Your task: Extract each line containing the string "text".

-- Begin --

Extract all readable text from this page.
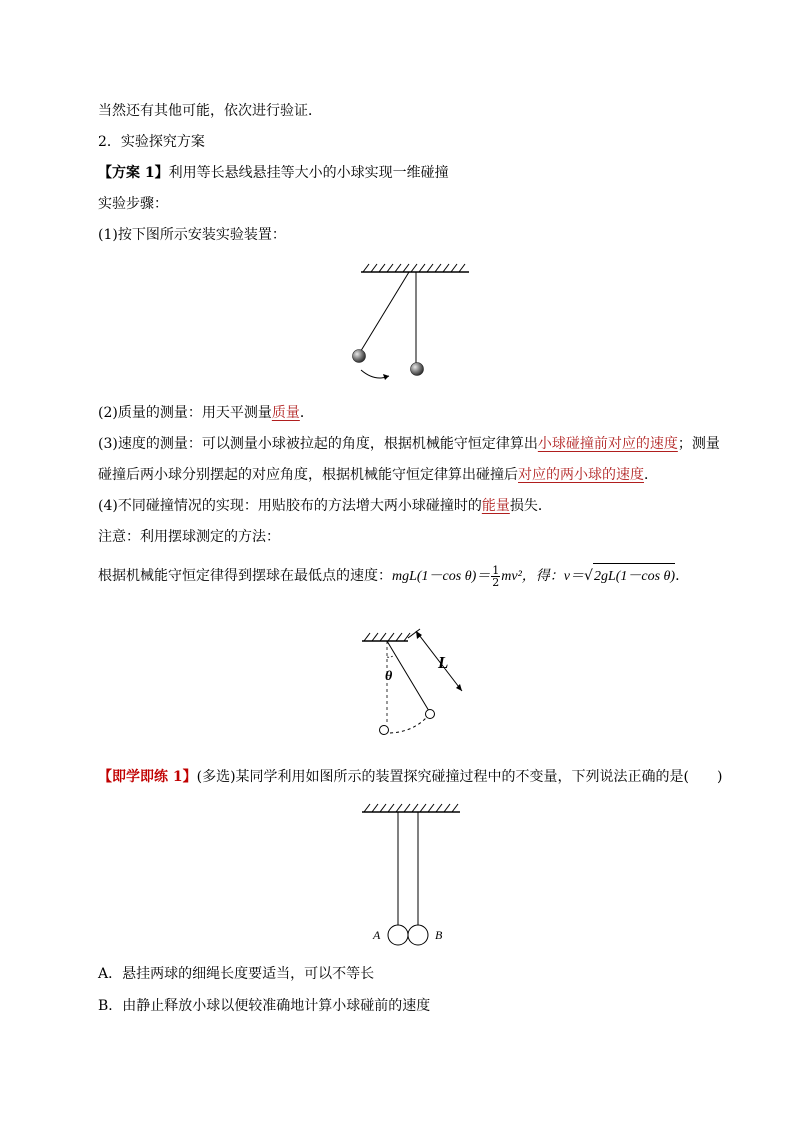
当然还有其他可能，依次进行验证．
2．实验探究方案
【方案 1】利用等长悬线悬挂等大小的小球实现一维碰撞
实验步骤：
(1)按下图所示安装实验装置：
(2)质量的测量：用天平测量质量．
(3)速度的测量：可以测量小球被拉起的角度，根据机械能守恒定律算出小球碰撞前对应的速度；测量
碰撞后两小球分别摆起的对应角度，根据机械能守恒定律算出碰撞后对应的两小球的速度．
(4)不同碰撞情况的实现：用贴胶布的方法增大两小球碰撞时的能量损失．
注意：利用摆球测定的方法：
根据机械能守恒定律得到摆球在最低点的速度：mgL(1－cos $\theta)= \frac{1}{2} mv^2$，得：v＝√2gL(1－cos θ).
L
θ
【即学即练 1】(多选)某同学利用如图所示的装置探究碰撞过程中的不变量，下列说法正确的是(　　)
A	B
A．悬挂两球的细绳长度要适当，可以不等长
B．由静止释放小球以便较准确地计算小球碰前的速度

-- End --
-- Begin --

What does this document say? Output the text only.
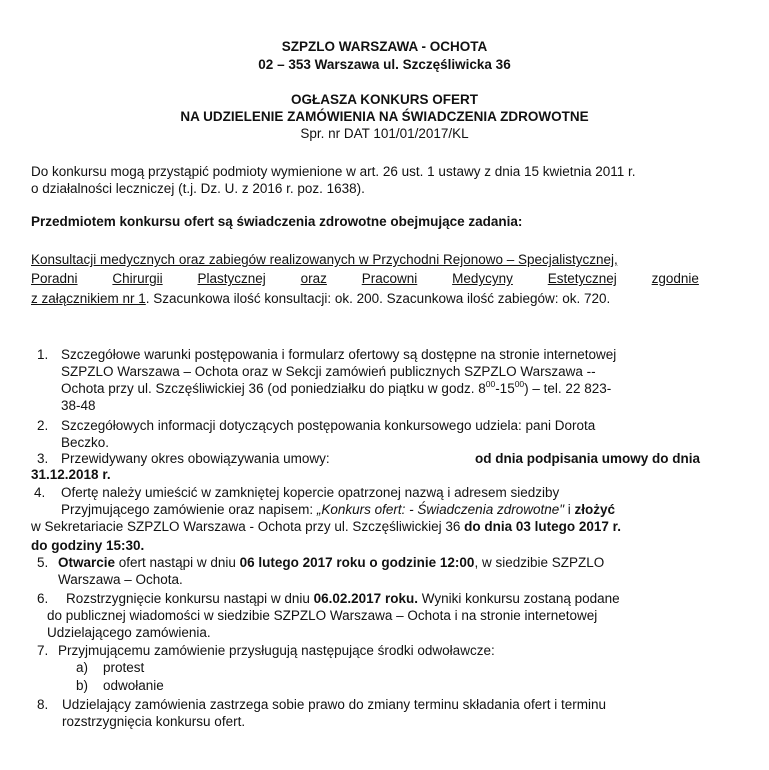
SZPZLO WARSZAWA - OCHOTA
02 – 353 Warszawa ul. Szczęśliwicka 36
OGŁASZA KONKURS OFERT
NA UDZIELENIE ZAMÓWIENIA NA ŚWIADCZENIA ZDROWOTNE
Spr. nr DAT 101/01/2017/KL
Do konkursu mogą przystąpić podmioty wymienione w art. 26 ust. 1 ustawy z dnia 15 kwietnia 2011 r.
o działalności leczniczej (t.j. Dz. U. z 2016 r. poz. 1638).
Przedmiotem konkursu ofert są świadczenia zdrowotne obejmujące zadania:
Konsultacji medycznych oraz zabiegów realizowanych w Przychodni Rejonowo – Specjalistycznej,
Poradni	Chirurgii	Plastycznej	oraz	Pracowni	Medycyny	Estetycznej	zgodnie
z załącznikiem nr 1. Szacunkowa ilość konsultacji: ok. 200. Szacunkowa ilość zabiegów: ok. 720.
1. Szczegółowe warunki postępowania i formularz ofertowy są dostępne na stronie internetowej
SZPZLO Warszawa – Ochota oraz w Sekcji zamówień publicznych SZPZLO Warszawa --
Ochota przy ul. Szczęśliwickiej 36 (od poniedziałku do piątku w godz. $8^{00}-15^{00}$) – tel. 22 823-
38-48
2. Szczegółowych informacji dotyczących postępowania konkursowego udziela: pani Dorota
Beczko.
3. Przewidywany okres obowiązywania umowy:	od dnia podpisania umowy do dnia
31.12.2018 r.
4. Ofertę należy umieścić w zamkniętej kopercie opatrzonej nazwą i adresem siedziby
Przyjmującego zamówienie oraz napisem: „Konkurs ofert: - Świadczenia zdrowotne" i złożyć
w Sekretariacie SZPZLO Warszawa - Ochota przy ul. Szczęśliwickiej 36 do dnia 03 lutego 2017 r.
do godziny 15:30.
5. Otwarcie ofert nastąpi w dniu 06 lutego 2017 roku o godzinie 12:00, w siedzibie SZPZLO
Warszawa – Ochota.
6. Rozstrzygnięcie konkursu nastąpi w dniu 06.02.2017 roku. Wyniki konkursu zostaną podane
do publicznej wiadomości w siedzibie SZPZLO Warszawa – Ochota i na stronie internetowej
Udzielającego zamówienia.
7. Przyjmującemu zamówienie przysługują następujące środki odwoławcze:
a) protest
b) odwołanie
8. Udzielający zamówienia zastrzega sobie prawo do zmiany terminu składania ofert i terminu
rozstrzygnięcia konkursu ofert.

-- End --

Answer in full:
Extract all readable text from this page.
What does this document say? Output the text only.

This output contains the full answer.